* Records excerpted from a collection:
----

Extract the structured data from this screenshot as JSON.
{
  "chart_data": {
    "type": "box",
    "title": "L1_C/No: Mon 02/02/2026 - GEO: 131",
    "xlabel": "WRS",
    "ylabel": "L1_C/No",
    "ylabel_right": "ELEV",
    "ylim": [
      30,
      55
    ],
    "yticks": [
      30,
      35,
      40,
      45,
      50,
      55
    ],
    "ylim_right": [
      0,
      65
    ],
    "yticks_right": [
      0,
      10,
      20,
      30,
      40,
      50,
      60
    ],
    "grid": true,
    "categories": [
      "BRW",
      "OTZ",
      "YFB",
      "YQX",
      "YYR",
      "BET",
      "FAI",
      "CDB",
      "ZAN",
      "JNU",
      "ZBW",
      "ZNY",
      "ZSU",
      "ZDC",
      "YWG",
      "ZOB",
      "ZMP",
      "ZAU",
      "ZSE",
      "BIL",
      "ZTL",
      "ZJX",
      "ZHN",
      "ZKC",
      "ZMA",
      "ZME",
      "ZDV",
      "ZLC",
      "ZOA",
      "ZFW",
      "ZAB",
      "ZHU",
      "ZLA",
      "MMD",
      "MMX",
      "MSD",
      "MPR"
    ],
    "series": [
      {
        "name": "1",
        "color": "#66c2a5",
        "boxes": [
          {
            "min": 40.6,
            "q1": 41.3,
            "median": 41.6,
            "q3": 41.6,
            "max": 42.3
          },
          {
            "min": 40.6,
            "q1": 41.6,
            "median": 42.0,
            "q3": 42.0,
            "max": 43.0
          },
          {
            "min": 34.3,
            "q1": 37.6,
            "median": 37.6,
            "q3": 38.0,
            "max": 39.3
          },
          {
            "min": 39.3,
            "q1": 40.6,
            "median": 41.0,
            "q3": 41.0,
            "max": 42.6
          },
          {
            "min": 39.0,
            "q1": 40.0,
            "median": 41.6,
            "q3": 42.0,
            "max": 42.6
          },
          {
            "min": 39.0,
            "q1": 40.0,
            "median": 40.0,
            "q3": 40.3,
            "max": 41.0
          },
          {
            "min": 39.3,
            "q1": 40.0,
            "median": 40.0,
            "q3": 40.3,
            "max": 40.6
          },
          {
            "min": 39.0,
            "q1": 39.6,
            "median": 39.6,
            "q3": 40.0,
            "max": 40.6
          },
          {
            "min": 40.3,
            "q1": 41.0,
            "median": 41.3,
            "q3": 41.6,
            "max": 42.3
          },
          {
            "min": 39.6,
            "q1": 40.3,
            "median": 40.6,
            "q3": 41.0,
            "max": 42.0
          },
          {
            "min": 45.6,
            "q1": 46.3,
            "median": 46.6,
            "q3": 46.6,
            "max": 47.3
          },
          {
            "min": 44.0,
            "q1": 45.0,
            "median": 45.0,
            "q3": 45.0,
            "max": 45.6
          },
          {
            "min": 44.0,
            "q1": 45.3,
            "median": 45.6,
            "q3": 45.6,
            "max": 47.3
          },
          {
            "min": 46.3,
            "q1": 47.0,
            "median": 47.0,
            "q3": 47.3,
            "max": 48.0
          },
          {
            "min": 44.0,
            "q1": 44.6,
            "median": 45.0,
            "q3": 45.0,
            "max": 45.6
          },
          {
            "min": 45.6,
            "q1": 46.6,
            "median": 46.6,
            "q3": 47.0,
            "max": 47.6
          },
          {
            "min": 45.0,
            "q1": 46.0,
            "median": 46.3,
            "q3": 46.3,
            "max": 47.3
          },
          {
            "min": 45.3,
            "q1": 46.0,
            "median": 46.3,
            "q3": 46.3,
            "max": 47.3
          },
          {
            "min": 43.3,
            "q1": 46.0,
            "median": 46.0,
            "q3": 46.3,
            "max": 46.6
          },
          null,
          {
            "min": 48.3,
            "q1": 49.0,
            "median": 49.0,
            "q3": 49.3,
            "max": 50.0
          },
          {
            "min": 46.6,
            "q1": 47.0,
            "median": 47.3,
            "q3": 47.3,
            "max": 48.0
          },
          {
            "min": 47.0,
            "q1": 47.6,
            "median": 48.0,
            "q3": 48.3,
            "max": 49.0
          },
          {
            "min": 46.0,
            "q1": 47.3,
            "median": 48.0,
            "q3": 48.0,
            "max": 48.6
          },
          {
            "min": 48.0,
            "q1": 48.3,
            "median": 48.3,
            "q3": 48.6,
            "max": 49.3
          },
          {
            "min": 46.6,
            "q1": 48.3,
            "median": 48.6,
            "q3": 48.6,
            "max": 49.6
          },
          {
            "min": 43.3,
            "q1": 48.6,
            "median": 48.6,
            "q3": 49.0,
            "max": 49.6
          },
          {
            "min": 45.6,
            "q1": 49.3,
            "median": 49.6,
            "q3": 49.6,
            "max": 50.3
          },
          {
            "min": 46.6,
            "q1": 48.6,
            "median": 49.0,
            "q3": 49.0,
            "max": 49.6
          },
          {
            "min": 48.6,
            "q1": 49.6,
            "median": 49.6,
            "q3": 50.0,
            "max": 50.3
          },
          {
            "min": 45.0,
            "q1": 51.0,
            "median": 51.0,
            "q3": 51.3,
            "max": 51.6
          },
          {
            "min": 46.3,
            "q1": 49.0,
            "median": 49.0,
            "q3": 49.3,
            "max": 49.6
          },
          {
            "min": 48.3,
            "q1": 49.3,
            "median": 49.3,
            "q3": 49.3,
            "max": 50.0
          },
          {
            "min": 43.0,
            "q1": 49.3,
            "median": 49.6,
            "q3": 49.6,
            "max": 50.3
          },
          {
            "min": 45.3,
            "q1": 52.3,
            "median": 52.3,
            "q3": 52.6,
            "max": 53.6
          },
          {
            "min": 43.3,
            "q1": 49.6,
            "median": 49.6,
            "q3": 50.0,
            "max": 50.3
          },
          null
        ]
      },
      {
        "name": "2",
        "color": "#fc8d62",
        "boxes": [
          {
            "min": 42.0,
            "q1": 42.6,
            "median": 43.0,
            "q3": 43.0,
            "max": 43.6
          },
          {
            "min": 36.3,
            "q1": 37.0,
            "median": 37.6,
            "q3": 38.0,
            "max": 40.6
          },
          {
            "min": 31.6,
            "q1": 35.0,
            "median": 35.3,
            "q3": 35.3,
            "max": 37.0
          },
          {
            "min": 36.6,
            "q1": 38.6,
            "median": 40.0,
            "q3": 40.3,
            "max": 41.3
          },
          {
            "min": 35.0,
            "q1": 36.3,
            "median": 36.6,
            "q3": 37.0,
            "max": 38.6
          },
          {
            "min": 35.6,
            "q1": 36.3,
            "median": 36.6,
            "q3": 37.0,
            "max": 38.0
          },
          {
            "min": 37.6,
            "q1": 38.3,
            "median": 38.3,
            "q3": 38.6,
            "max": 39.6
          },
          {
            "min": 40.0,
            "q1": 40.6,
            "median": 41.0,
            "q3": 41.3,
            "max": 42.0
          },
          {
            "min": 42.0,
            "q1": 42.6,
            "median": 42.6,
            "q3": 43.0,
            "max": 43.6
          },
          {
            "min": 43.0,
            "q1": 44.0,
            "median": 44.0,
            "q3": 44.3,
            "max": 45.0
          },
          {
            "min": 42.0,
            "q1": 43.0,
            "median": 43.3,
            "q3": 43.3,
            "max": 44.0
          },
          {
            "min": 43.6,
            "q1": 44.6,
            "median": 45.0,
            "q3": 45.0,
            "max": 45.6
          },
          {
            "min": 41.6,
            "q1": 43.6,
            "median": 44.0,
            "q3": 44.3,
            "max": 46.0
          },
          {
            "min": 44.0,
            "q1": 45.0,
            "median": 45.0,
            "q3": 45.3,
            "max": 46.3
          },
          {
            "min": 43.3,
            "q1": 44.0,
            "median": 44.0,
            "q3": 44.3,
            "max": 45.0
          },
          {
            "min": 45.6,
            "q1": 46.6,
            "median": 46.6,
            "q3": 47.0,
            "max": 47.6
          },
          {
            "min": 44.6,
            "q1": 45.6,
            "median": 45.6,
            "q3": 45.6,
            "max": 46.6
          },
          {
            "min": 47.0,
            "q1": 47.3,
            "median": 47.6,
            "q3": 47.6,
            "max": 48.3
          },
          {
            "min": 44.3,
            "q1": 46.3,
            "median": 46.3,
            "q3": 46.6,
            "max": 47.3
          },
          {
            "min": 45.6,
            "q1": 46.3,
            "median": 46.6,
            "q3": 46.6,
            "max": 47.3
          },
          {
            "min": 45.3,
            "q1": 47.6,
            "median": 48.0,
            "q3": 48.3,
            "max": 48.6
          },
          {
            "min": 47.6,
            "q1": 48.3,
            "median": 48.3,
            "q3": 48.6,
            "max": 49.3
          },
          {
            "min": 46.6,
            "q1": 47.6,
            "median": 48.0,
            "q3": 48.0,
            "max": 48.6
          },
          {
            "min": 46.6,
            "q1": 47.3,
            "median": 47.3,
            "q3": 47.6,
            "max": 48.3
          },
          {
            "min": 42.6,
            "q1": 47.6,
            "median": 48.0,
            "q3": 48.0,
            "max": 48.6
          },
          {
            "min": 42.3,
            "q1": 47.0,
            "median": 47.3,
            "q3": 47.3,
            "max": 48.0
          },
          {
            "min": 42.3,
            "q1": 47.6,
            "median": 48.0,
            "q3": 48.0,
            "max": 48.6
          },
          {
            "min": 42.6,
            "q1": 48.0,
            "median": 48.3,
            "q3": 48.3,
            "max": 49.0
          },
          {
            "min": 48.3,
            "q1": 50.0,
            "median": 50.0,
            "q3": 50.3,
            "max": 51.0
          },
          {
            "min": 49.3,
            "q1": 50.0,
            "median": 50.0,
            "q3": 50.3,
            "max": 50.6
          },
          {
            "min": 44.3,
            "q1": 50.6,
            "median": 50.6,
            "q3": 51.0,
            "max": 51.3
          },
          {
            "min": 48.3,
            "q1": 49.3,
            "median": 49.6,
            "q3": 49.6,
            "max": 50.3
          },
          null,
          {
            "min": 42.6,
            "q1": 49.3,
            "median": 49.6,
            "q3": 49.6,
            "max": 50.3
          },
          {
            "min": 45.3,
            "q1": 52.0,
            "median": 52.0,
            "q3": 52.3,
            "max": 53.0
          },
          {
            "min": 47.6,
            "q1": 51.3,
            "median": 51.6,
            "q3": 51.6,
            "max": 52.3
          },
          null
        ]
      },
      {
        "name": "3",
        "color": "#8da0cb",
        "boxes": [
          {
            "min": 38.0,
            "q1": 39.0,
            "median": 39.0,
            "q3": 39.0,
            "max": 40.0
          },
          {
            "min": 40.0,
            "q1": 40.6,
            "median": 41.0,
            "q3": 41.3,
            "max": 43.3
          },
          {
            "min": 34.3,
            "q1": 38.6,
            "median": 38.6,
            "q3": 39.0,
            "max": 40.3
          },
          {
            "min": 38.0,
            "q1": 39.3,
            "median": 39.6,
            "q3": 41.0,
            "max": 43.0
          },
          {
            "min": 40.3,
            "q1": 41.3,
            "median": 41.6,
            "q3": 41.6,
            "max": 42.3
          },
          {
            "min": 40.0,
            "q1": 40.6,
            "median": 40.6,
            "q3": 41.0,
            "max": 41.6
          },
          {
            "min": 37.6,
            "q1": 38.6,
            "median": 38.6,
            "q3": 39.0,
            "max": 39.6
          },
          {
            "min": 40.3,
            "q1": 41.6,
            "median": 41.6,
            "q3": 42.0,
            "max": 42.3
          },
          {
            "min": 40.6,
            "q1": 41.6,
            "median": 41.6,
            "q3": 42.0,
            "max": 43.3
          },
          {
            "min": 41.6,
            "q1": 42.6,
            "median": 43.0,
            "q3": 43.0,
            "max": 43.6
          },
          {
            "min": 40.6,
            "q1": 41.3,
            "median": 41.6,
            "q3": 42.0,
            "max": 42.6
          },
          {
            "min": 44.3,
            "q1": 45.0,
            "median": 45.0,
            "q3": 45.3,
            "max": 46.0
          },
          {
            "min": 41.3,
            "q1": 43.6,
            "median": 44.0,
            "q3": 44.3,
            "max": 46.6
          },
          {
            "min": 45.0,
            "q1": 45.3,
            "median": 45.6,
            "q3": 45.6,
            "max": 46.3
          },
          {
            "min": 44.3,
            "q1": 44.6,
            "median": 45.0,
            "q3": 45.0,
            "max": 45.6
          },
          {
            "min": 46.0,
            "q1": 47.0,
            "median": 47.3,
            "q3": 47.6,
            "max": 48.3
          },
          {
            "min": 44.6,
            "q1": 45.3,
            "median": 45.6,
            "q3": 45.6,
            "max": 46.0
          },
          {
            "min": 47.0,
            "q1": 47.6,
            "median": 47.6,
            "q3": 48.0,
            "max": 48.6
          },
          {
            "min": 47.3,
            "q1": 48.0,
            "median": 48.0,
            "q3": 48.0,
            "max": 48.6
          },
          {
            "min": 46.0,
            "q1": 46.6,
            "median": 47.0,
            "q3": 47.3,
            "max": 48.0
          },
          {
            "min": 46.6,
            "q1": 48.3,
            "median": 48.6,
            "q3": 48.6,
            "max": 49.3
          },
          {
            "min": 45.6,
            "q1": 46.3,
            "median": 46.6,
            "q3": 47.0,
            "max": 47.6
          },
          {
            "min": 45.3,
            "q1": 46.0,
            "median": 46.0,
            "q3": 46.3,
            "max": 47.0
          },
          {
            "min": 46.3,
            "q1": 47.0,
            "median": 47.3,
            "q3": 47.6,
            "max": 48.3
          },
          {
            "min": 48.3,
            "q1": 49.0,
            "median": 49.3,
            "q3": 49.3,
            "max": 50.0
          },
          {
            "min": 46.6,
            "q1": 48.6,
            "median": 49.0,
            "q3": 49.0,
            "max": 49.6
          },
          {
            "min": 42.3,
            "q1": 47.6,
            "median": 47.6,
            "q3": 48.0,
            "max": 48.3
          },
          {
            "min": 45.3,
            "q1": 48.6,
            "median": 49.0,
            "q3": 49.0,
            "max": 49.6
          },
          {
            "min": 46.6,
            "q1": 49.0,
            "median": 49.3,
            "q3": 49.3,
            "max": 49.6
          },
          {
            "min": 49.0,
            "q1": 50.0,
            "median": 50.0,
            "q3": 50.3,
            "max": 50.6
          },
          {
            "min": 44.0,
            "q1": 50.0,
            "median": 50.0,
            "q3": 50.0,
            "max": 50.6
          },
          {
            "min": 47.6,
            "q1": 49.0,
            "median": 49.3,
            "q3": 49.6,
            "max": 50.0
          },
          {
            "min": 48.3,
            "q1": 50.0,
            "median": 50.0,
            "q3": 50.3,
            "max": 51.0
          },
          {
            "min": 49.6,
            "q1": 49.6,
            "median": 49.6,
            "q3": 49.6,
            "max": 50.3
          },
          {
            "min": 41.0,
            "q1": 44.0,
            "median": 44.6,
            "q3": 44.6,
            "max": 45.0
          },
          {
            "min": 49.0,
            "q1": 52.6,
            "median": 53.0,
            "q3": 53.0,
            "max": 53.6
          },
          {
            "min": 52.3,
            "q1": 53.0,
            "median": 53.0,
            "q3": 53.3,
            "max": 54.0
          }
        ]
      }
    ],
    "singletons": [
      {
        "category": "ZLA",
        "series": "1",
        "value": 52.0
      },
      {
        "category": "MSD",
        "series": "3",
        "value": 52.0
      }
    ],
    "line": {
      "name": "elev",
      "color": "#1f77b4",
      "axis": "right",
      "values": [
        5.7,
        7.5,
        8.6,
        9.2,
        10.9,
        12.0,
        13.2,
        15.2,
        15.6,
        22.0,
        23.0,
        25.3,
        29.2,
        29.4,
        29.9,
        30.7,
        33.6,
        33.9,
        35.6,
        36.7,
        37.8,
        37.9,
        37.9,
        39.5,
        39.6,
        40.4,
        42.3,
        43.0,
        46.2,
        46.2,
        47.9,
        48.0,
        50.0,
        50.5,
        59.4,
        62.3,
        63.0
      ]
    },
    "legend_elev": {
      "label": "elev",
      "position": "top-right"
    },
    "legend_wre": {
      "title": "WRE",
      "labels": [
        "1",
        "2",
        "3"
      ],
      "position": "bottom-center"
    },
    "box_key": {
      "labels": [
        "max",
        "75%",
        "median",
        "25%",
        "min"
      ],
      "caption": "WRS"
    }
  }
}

----

* EXERCISE DESCRIPTION:
State how many lines above include the word "title", and nothing more.

* OUTPUT FOR THIS TASK:
2